### GIVEN EXERCISE
Could you copy every line from the material below in which "специалистов" appears?

### EXCERPTED RECORDS
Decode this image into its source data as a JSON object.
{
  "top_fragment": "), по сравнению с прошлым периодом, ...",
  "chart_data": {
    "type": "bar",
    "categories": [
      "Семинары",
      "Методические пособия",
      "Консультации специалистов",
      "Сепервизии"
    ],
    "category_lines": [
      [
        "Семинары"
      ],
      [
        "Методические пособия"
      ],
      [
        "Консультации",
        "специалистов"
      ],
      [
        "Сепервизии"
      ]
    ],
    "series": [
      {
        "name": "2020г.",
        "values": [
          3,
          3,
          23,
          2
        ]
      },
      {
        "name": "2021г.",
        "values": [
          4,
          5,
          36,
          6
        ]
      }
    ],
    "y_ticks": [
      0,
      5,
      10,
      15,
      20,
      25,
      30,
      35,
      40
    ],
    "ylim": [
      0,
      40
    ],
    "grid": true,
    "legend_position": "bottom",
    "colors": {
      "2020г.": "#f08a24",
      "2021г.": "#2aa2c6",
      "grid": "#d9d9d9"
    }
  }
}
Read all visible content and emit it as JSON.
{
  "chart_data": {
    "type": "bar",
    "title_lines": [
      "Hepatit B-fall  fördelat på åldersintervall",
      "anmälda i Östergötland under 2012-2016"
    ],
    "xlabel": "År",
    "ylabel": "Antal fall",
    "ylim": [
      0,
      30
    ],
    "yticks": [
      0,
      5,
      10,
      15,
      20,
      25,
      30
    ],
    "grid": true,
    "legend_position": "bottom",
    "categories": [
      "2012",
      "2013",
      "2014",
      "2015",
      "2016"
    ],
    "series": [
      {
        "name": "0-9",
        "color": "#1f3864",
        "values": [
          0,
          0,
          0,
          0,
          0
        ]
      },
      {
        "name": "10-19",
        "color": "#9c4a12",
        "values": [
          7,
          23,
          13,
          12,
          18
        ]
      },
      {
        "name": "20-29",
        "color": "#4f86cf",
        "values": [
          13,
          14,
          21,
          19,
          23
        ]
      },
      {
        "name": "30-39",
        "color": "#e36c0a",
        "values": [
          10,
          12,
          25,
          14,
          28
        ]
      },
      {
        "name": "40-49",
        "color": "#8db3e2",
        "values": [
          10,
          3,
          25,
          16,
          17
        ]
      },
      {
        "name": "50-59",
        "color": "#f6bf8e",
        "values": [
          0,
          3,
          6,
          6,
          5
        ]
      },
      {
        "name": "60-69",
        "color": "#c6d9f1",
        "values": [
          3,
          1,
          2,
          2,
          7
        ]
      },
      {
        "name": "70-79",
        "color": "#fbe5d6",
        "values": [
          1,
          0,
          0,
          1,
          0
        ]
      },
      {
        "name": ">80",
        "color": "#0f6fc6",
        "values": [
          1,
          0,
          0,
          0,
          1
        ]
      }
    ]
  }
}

### PROBLEM SOLUTION
      "Консультации специалистов",
        "специалистов"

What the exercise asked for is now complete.